Exercise task | Copy every line that holds "Обзор".

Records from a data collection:
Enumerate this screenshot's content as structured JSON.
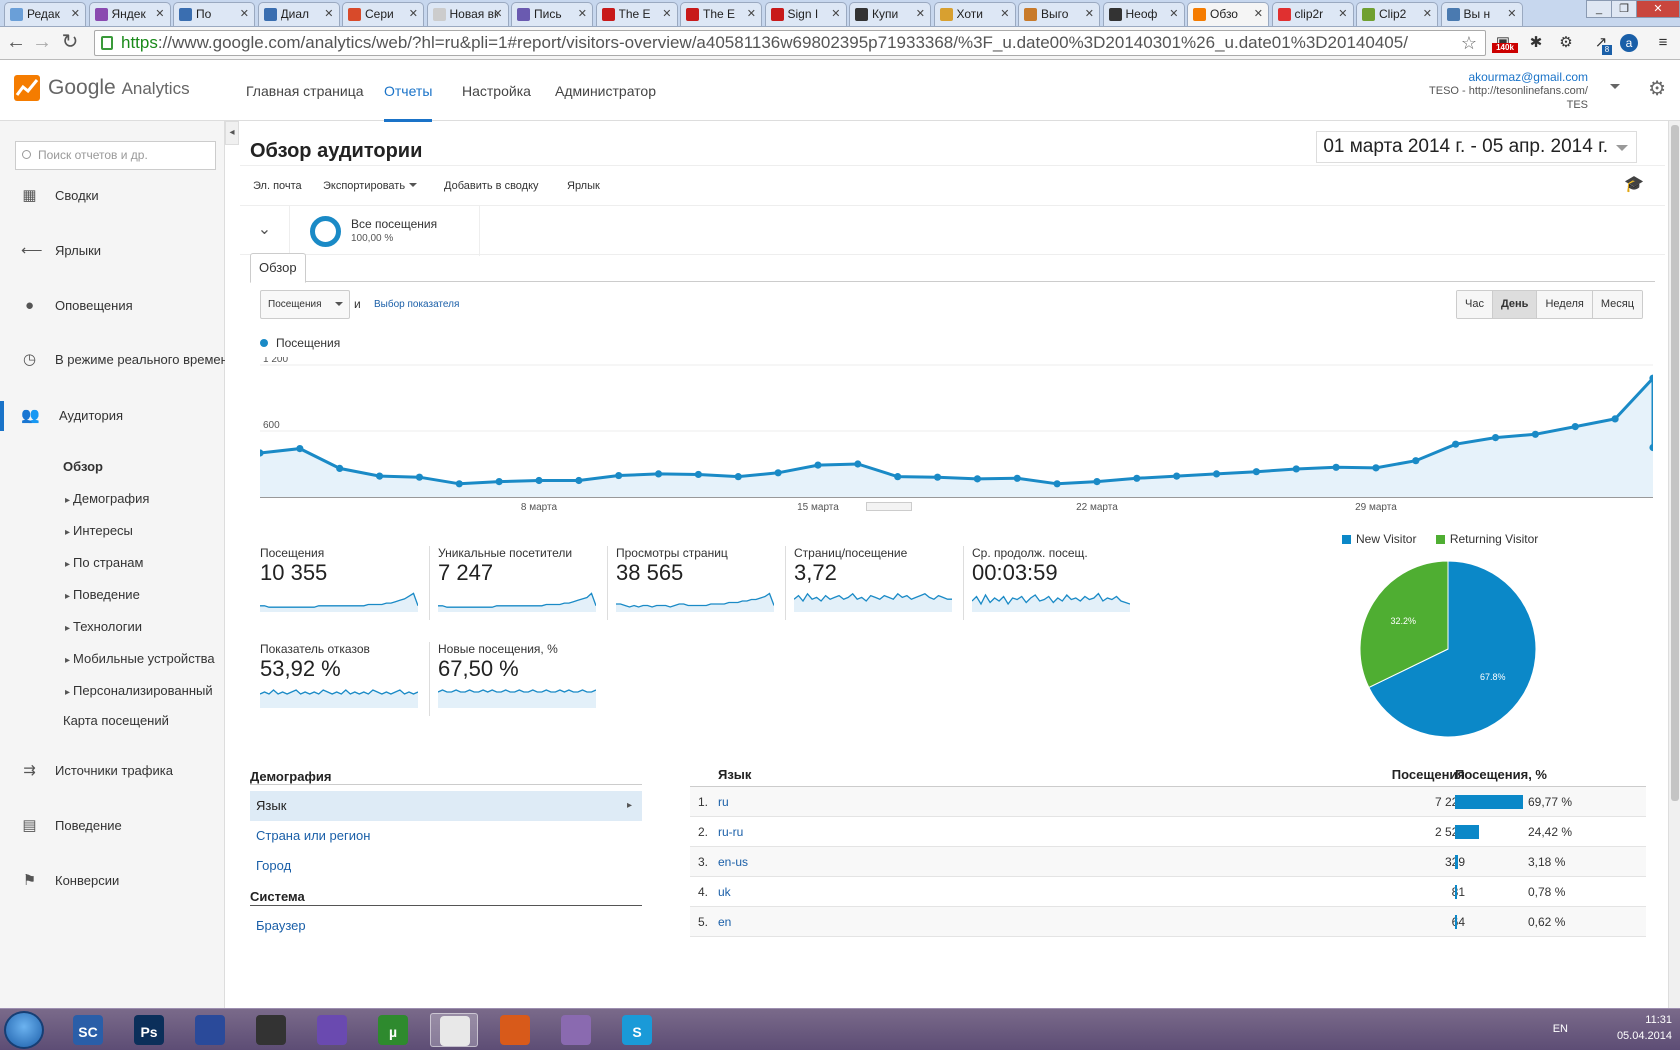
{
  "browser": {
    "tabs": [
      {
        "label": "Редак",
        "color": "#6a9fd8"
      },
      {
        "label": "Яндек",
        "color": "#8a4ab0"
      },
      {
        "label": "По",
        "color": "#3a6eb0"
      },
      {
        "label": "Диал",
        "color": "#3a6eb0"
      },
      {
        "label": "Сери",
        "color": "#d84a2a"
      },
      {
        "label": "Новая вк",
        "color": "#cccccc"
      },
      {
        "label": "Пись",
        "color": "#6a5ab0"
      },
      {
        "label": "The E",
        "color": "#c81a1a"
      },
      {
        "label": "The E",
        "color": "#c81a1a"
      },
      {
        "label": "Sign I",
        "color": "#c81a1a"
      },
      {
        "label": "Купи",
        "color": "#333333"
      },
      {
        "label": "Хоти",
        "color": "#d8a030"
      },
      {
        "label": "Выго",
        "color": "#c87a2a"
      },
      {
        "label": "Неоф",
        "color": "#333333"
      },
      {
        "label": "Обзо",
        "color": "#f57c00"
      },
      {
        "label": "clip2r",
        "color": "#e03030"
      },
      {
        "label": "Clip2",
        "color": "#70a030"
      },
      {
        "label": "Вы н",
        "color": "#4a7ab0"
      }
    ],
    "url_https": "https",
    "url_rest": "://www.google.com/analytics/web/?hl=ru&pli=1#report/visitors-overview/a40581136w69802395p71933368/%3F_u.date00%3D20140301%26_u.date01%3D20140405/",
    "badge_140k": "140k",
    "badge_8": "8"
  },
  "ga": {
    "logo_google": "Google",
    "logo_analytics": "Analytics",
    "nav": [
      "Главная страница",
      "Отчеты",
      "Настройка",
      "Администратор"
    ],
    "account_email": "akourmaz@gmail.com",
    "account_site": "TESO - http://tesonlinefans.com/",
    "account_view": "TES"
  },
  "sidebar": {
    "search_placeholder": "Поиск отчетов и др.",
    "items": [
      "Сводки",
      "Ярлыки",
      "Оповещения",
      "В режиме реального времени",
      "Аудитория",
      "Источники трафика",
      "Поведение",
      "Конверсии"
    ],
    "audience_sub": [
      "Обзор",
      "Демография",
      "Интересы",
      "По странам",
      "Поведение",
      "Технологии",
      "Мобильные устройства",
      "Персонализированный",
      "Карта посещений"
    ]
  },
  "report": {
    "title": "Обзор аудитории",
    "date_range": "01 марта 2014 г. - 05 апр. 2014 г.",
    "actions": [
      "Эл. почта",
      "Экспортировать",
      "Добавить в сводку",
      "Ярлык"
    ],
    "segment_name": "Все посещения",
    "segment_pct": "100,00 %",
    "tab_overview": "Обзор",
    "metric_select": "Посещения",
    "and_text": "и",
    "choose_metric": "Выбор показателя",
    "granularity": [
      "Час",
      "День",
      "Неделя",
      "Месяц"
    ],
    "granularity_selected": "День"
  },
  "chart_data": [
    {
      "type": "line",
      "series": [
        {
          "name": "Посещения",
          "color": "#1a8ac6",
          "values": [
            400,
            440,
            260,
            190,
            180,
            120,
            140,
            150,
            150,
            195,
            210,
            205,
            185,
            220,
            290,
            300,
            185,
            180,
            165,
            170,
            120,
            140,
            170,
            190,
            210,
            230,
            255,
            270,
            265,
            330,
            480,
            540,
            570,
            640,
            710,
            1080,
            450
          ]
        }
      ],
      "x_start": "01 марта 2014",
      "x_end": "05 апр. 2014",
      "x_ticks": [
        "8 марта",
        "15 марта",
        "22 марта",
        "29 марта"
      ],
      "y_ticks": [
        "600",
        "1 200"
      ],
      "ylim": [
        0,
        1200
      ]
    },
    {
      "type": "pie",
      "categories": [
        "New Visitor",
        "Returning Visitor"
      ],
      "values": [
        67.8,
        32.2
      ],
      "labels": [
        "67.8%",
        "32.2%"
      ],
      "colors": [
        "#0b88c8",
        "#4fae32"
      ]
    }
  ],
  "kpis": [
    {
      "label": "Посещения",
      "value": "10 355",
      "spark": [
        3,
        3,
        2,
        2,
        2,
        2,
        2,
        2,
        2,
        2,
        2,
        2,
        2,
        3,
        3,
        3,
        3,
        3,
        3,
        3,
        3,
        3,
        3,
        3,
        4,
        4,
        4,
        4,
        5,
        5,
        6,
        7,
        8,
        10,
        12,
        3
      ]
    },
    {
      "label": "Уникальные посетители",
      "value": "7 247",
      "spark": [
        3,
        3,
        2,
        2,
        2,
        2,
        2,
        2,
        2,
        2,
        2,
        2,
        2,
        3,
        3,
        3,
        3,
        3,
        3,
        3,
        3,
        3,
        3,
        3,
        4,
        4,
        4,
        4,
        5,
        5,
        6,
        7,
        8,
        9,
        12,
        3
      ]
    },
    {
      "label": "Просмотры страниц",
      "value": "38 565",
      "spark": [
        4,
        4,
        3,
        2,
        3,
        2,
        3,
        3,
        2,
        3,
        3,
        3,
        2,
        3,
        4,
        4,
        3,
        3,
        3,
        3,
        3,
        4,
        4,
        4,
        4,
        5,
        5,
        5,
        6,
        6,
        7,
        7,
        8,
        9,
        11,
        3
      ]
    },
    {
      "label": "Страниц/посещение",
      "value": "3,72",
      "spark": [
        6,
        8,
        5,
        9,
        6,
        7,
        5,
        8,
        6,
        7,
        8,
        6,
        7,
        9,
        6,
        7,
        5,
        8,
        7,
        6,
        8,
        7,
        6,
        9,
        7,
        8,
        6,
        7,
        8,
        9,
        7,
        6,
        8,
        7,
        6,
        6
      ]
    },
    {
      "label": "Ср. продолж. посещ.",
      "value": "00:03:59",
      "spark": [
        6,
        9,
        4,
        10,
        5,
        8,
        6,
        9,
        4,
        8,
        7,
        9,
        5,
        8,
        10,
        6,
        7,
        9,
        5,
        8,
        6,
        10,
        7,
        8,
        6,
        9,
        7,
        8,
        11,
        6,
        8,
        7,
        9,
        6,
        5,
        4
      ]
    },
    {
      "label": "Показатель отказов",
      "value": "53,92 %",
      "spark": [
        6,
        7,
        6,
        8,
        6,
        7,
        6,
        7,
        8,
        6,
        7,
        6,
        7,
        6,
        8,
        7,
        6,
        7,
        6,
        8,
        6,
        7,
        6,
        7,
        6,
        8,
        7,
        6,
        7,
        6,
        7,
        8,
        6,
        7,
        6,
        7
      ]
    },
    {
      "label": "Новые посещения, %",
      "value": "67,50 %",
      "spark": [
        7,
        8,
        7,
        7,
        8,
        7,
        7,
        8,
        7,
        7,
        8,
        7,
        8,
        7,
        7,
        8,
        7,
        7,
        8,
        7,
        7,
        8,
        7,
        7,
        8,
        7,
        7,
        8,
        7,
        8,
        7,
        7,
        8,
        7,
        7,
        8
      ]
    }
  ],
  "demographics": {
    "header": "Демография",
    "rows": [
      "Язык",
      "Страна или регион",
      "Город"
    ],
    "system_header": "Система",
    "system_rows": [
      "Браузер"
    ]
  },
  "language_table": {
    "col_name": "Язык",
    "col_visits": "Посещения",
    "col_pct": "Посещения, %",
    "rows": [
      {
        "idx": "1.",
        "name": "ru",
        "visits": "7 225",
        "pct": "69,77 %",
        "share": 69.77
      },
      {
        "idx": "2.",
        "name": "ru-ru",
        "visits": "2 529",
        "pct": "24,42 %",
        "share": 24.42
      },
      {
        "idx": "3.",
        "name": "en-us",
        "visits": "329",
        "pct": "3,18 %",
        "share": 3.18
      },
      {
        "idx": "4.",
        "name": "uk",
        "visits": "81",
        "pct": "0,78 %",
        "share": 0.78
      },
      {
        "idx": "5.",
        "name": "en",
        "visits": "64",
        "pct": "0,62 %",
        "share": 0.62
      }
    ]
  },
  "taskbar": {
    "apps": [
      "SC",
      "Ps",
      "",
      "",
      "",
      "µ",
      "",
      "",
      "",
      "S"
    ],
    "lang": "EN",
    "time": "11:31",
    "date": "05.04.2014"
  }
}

Answer below |
      "Обзор",
    "title": "Обзор аудитории",
    "tab_overview": "Обзор",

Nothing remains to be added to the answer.